■ Work to be completed:
Faithfully return all lines, omitting every embedded picture.

■ Recorded data:
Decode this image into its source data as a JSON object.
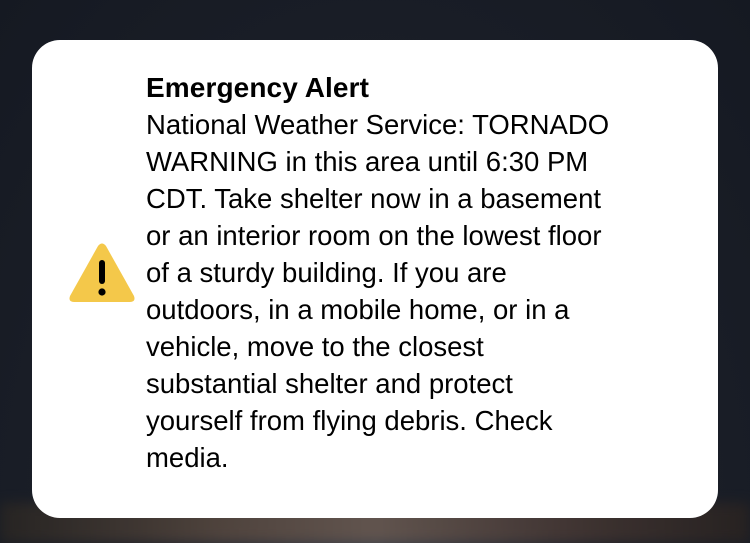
{
  "alert": {
    "title": "Emergency Alert",
    "body": "National Weather Service: TORNADO\nWARNING in this area until 6:30 PM\nCDT. Take shelter now in a basement\nor an interior room on the lowest floor\nof a sturdy building. If you are\noutdoors, in a mobile home, or in a\nvehicle, move to the closest\nsubstantial shelter and protect\nyourself from flying debris. Check\nmedia.",
    "icon": "warning-triangle-icon",
    "icon_color": "#F4C84A",
    "icon_glyph_color": "#000000",
    "card_color": "#FFFFFF"
  }
}
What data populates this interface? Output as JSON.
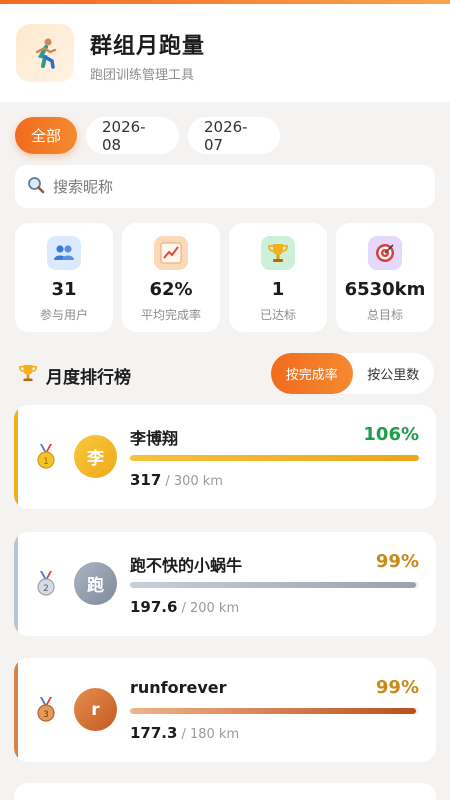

■ Output of the exercise:
Decode this image into its source data as a JSON object.
{
  "alert": {
    "title": "Emergency Alert",
    "body": "National Weather Service: TORNADO\nWARNING in this area until 6:30 PM\nCDT. Take shelter now in a basement\nor an interior room on the lowest floor\nof a sturdy building. If you are\noutdoors, in a mobile home, or in a\nvehicle, move to the closest\nsubstantial shelter and protect\nyourself from flying debris. Check\nmedia.",
    "icon": "warning-triangle-icon",
    "icon_color": "#F4C84A",
    "icon_glyph_color": "#000000",
    "card_color": "#FFFFFF"
  }
}
What data populates this interface? Output as JSON.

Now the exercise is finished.